INSTRUCTIONS TO FOLLOW: The required result is the exact run of lines beginning at the one containing "Output a JSON" and ending at the last line of the entries.

--- SOURCE RECORDS ---

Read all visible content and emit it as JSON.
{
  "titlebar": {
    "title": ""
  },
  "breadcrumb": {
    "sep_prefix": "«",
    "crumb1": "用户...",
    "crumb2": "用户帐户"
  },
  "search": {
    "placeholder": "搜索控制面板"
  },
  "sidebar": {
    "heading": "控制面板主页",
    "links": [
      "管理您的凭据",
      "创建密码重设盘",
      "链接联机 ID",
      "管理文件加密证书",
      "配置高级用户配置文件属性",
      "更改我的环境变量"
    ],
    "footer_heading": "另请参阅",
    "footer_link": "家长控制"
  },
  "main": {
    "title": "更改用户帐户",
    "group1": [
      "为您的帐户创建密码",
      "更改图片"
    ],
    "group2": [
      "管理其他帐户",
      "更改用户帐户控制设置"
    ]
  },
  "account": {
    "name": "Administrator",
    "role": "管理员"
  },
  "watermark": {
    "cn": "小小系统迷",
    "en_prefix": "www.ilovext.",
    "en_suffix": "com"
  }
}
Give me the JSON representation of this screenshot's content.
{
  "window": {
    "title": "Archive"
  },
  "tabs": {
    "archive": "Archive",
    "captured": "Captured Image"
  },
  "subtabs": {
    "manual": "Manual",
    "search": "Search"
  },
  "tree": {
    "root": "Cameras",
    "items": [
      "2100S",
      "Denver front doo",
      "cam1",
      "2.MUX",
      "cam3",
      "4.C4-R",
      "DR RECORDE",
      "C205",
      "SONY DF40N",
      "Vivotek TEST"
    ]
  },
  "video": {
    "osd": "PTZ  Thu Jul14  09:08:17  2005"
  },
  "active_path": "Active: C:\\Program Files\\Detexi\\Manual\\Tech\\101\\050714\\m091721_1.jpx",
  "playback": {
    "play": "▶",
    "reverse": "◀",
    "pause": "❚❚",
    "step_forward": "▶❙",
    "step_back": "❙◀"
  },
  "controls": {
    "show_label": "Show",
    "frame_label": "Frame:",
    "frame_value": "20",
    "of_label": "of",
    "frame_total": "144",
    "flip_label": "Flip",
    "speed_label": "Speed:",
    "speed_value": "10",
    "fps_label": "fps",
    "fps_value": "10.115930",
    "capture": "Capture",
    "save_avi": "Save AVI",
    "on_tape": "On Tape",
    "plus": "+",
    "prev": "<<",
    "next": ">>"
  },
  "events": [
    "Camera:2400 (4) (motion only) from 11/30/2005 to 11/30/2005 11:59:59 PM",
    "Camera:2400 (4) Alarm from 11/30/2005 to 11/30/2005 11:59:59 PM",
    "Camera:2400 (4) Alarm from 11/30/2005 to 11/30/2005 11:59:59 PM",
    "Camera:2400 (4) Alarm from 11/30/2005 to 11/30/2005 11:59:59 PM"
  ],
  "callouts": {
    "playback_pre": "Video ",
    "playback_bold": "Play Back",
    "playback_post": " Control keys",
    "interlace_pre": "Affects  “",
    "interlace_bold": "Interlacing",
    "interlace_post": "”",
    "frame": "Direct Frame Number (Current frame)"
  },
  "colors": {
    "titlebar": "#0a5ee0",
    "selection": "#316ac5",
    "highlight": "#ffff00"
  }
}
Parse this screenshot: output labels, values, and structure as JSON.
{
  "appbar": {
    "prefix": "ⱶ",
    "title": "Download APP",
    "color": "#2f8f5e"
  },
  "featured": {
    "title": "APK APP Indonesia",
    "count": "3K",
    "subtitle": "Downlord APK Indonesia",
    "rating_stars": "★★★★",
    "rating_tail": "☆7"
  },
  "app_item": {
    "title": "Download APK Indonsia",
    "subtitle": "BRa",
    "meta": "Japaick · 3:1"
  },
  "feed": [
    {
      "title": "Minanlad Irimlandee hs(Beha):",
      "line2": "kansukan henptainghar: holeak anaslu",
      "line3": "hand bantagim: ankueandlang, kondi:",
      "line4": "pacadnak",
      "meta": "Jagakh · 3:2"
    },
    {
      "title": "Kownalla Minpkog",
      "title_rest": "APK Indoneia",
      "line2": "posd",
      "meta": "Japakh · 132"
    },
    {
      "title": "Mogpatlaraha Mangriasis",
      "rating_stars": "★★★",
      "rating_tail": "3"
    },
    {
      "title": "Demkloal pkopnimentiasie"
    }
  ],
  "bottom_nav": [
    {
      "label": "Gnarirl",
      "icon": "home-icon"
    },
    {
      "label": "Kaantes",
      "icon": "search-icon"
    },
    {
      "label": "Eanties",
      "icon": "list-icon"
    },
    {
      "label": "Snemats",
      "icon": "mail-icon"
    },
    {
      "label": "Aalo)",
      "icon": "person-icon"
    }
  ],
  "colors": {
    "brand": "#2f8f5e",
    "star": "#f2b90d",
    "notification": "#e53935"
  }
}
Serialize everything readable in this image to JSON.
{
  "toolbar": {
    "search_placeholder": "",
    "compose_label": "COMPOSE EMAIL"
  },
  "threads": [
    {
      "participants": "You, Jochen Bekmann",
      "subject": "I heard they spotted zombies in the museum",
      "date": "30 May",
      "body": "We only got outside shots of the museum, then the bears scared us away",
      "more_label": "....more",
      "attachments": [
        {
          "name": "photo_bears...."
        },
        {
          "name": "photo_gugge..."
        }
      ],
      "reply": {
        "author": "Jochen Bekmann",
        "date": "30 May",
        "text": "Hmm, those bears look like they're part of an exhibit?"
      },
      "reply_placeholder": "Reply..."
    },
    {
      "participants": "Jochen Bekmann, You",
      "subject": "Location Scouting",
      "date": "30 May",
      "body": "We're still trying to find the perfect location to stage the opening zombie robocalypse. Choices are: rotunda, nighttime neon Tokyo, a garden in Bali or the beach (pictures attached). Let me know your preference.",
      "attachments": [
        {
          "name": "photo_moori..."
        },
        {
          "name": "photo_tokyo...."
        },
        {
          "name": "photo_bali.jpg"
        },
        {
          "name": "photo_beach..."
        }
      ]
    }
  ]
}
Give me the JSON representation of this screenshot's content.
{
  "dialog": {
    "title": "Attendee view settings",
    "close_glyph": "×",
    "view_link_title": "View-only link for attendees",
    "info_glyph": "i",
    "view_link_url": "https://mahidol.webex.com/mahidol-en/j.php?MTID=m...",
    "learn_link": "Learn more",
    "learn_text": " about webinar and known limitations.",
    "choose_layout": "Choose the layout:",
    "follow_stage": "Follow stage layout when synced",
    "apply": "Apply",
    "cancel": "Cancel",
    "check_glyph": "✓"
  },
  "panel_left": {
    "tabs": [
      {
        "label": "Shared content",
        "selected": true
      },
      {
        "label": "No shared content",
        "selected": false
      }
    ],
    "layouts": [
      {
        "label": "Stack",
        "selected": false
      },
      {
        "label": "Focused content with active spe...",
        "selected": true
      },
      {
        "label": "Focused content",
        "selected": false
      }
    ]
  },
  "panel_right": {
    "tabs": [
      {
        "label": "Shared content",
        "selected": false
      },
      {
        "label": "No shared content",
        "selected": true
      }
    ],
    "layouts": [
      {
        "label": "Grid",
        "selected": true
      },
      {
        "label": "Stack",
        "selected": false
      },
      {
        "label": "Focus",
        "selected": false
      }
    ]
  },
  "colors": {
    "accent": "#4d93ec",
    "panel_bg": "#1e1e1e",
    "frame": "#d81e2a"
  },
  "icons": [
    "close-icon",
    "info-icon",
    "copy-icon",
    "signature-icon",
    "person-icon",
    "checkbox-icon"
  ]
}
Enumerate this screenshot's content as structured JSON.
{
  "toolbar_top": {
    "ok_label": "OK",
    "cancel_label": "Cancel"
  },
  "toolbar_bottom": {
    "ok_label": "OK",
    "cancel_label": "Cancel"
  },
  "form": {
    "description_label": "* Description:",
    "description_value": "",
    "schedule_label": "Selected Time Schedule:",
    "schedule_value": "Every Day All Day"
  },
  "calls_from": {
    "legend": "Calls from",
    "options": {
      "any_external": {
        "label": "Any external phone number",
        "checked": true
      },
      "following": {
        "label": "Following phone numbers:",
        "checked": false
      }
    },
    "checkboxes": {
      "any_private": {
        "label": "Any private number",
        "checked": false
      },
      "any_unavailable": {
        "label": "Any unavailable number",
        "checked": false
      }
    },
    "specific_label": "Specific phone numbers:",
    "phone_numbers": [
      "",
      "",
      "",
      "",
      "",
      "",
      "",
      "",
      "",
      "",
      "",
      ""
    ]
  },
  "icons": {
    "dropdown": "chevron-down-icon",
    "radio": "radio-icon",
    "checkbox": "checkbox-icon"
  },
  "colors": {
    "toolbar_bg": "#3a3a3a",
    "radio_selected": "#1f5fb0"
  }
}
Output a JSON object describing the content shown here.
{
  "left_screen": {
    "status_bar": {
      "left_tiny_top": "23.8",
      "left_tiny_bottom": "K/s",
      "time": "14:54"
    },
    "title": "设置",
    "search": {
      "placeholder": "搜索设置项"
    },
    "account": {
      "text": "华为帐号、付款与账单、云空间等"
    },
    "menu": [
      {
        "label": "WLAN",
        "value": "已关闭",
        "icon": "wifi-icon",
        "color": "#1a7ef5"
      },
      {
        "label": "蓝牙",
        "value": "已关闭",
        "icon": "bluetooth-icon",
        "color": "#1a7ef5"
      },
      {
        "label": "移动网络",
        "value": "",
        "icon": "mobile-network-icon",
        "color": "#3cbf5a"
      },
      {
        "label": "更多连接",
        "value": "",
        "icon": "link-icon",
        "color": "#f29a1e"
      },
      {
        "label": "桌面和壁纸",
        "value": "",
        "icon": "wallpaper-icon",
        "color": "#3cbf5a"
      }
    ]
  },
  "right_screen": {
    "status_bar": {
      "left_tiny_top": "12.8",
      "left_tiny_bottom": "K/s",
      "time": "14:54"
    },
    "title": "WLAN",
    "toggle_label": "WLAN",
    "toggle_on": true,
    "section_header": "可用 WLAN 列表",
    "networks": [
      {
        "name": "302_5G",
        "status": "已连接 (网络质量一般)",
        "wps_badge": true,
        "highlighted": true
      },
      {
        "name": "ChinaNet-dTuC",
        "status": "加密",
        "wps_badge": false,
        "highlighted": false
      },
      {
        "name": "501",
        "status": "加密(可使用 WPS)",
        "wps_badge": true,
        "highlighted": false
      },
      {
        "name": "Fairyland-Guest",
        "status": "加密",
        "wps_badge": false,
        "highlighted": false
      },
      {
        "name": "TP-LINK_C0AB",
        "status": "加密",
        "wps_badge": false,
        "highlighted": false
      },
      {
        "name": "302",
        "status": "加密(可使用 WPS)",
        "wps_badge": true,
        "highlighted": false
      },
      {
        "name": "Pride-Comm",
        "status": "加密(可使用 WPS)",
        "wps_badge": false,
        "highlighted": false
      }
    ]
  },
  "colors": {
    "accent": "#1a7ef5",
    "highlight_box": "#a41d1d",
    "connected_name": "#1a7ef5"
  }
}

---

EXERCISE SOLUTION:
Output a JSON object describing the content shown here.
{
  "left_screen": {
    "status_bar": {
      "left_tiny_top": "23.8",
      "left_tiny_bottom": "K/s",
      "time": "14:54"
    },
    "title": "设置",
    "search": {
      "placeholder": "搜索设置项"
    },
    "account": {
      "text": "华为帐号、付款与账单、云空间等"
    },
    "menu": [
      {
        "label": "WLAN",
        "value": "已关闭",
        "icon": "wifi-icon",
        "color": "#1a7ef5"
      },
      {
        "label": "蓝牙",
        "value": "已关闭",
        "icon": "bluetooth-icon",
        "color": "#1a7ef5"
      },
      {
        "label": "移动网络",
        "value": "",
        "icon": "mobile-network-icon",
        "color": "#3cbf5a"
      },
      {
        "label": "更多连接",
        "value": "",
        "icon": "link-icon",
        "color": "#f29a1e"
      },
      {
        "label": "桌面和壁纸",
        "value": "",
        "icon": "wallpaper-icon",
        "color": "#3cbf5a"
      }
    ]
  },
  "right_screen": {
    "status_bar": {
      "left_tiny_top": "12.8",
      "left_tiny_bottom": "K/s",
      "time": "14:54"
    },
    "title": "WLAN",
    "toggle_label": "WLAN",
    "toggle_on": true,
    "section_header": "可用 WLAN 列表",
    "networks": [
      {
        "name": "302_5G",
        "status": "已连接 (网络质量一般)",
        "wps_badge": true,
        "highlighted": true
      },
      {
        "name": "ChinaNet-dTuC",
        "status": "加密",
        "wps_badge": false,
        "highlighted": false
      },
      {
        "name": "501",
        "status": "加密(可使用 WPS)",
        "wps_badge": true,
        "highlighted": false
      },
      {
        "name": "Fairyland-Guest",
        "status": "加密",
        "wps_badge": false,
        "highlighted": false
      },
      {
        "name": "TP-LINK_C0AB",
        "status": "加密",
        "wps_badge": false,
        "highlighted": false
      },
      {
        "name": "302",
        "status": "加密(可使用 WPS)",
        "wps_badge": true,
        "highlighted": false
      },
      {
        "name": "Pride-Comm",
        "status": "加密(可使用 WPS)",
        "wps_badge": false,
        "highlighted": false
      }
    ]
  },
  "colors": {
    "accent": "#1a7ef5",
    "highlight_box": "#a41d1d",
    "connected_name": "#1a7ef5"
  }
}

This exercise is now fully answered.